EXERCISE REQUIREMENTS:
Don't copy the pictures; return every other part of the records exactly.

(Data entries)
^^^^^^^^^^^^^^^^

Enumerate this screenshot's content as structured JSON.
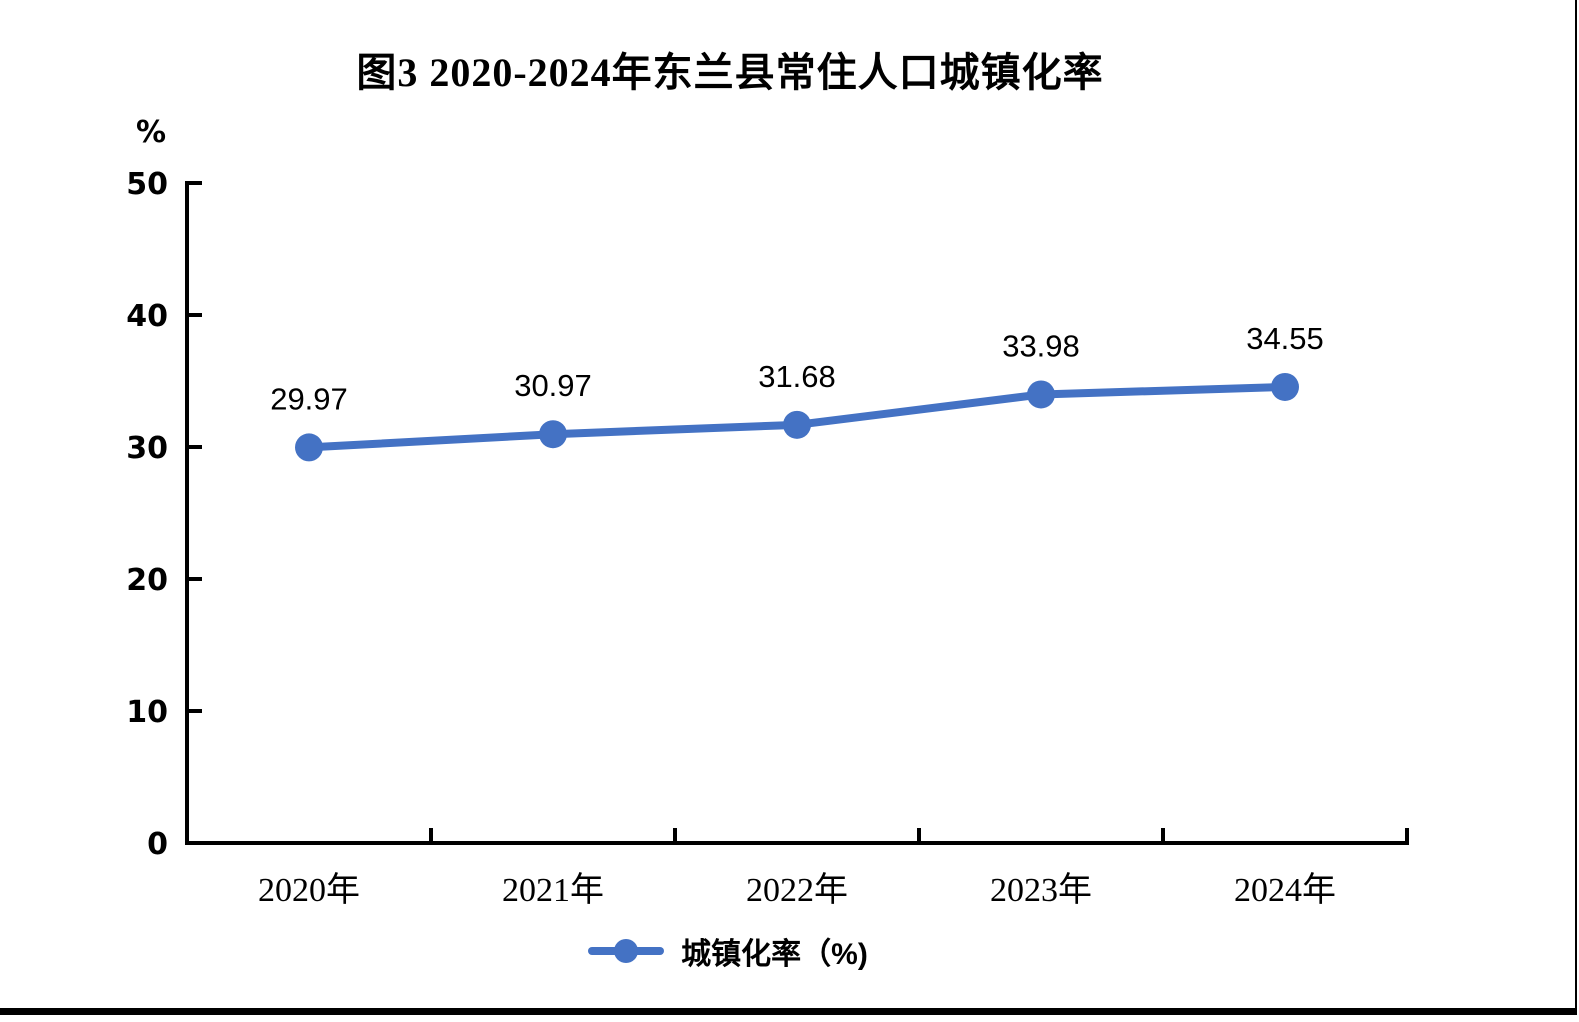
{
  "page": {
    "background_color": "#ffffff",
    "border_color": "#000000"
  },
  "chart": {
    "title": "图3  2020-2024年东兰县常住人口城镇化率",
    "y_axis_unit_label": "%",
    "legend_label": "城镇化率（%)"
  },
  "chart_data": {
    "type": "line",
    "title": "图3  2020-2024年东兰县常住人口城镇化率",
    "categories": [
      "2020年",
      "2021年",
      "2022年",
      "2023年",
      "2024年"
    ],
    "series": [
      {
        "name": "城镇化率（%)",
        "values": [
          29.97,
          30.97,
          31.68,
          33.98,
          34.55
        ]
      }
    ],
    "data_labels": [
      "29.97",
      "30.97",
      "31.68",
      "33.98",
      "34.55"
    ],
    "ylabel": "%",
    "ylim": [
      0,
      50
    ],
    "y_ticks": [
      0,
      10,
      20,
      30,
      40,
      50
    ],
    "grid": false,
    "legend_position": "bottom",
    "line_color": "#4472C4",
    "axis_color": "#000000",
    "marker": "circle"
  }
}
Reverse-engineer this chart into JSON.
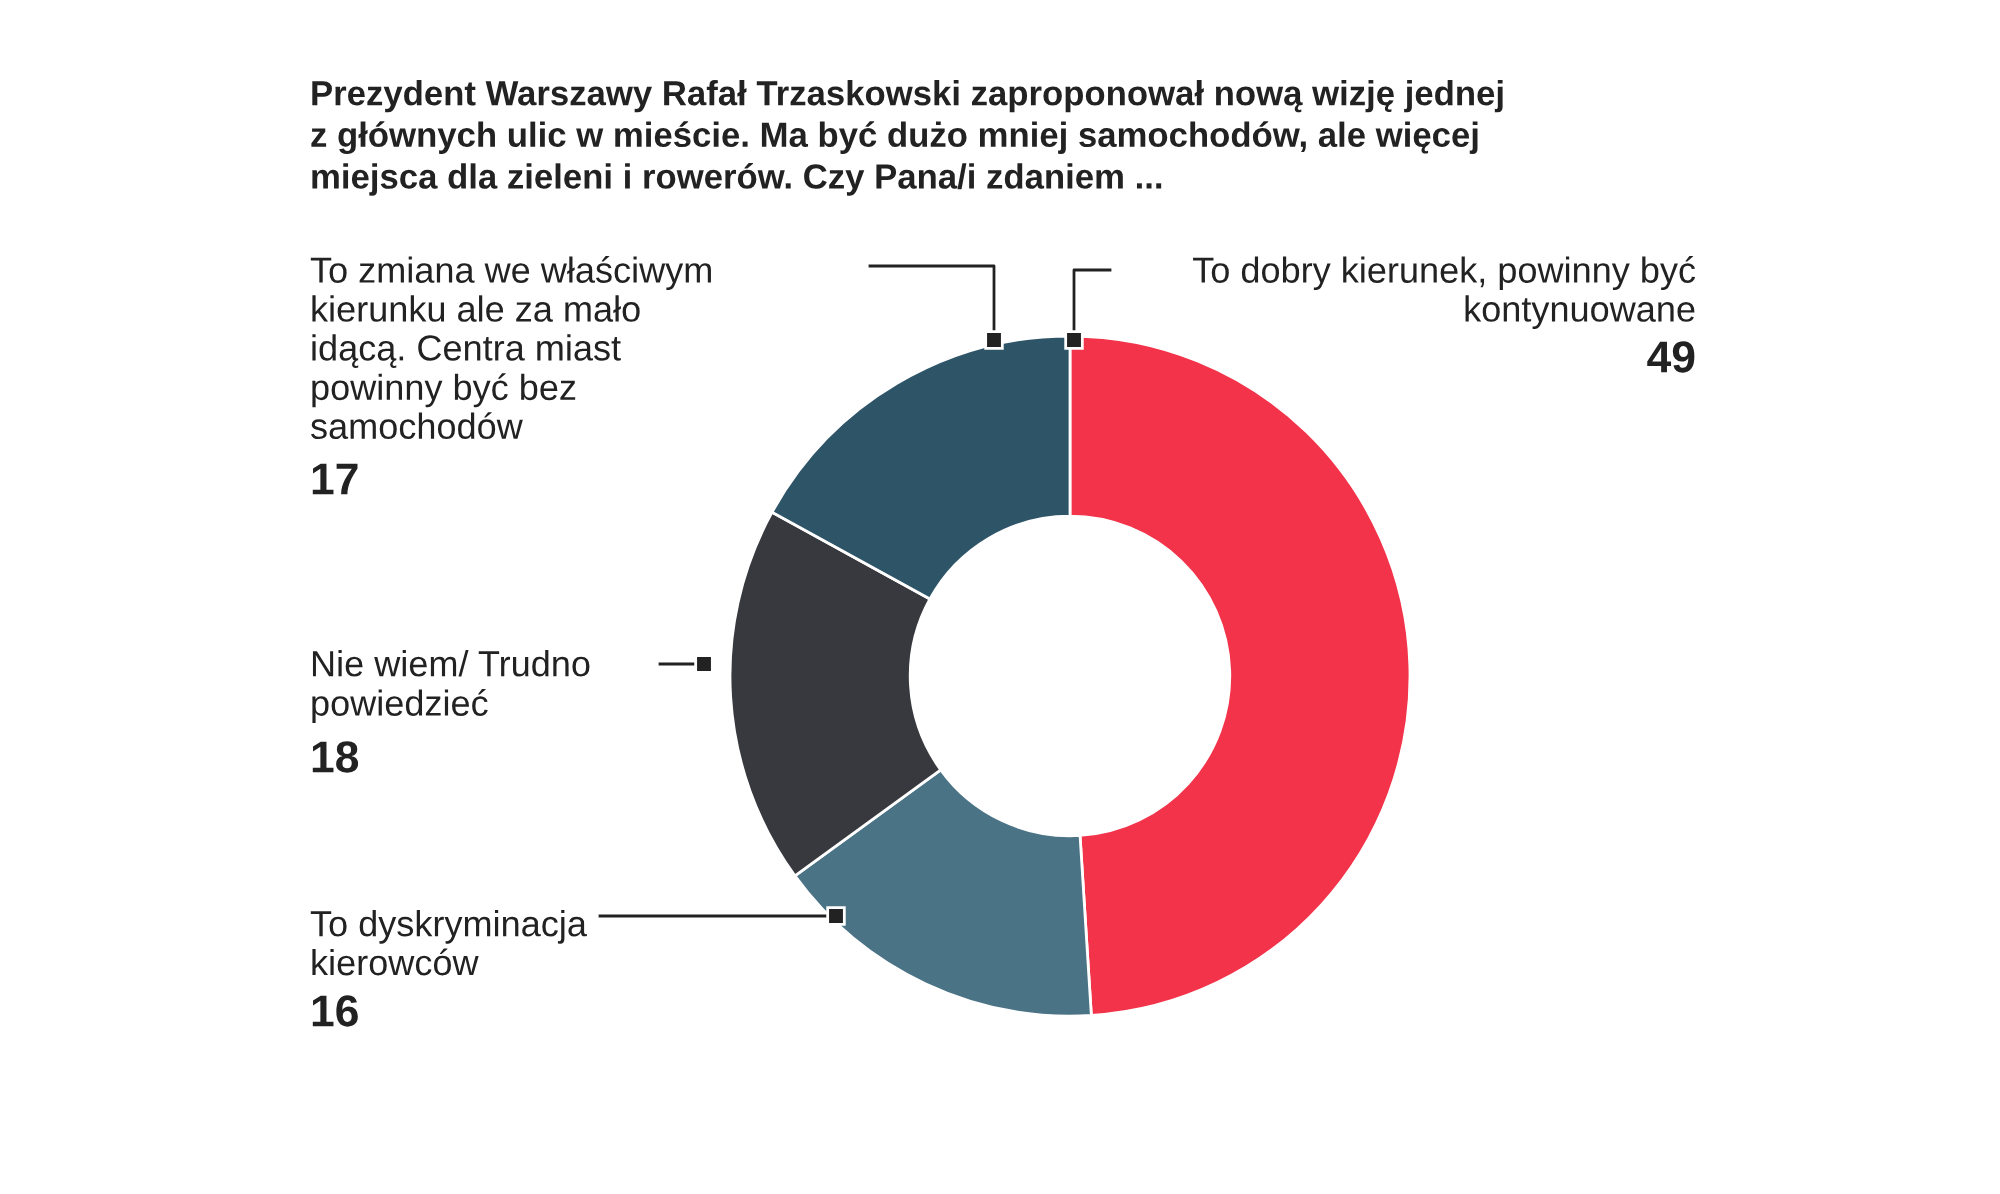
{
  "chart_data": {
    "type": "donut",
    "title": "Prezydent Warszawy Rafał Trzaskowski zaproponował nową wizję jednej\nz głównych ulic w mieście. Ma być dużo mniej samochodów, ale więcej\nmiejsca dla zieleni i rowerów. Czy Pana/i zdaniem ...",
    "categories": [
      "To dobry kierunek, powinny być\nkontynuowane",
      "To dyskryminacja\nkierowców",
      "Nie wiem/ Trudno\npowiedzieć",
      "To zmiana we właściwym\nkierunku ale za mało\nidącą. Centra miast\npowinny być bez\nsamochodów"
    ],
    "values": [
      49,
      16,
      18,
      17
    ],
    "colors": [
      "#f2334a",
      "#4b7386",
      "#38393e",
      "#2e5468"
    ],
    "data_labels": true
  }
}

^^^^^^^^^^^^^^^^

TASK SOLUTION:
Enumerate this screenshot's content as structured JSON.
{
  "page": {
    "background_color": "#ffffff",
    "border_color": "#000000"
  },
  "chart": {
    "title": "图3  2020-2024年东兰县常住人口城镇化率",
    "y_axis_unit_label": "%",
    "legend_label": "城镇化率（%)"
  },
  "chart_data": {
    "type": "line",
    "title": "图3  2020-2024年东兰县常住人口城镇化率",
    "categories": [
      "2020年",
      "2021年",
      "2022年",
      "2023年",
      "2024年"
    ],
    "series": [
      {
        "name": "城镇化率（%)",
        "values": [
          29.97,
          30.97,
          31.68,
          33.98,
          34.55
        ]
      }
    ],
    "data_labels": [
      "29.97",
      "30.97",
      "31.68",
      "33.98",
      "34.55"
    ],
    "ylabel": "%",
    "ylim": [
      0,
      50
    ],
    "y_ticks": [
      0,
      10,
      20,
      30,
      40,
      50
    ],
    "grid": false,
    "legend_position": "bottom",
    "line_color": "#4472C4",
    "axis_color": "#000000",
    "marker": "circle"
  }
}
Reverse-engineer this chart into JSON.
{
  "chart_data": {
    "type": "donut",
    "title": "Prezydent Warszawy Rafał Trzaskowski zaproponował nową wizję jednej\nz głównych ulic w mieście. Ma być dużo mniej samochodów, ale więcej\nmiejsca dla zieleni i rowerów. Czy Pana/i zdaniem ...",
    "categories": [
      "To dobry kierunek, powinny być\nkontynuowane",
      "To dyskryminacja\nkierowców",
      "Nie wiem/ Trudno\npowiedzieć",
      "To zmiana we właściwym\nkierunku ale za mało\nidącą. Centra miast\npowinny być bez\nsamochodów"
    ],
    "values": [
      49,
      16,
      18,
      17
    ],
    "colors": [
      "#f2334a",
      "#4b7386",
      "#38393e",
      "#2e5468"
    ],
    "data_labels": true
  }
}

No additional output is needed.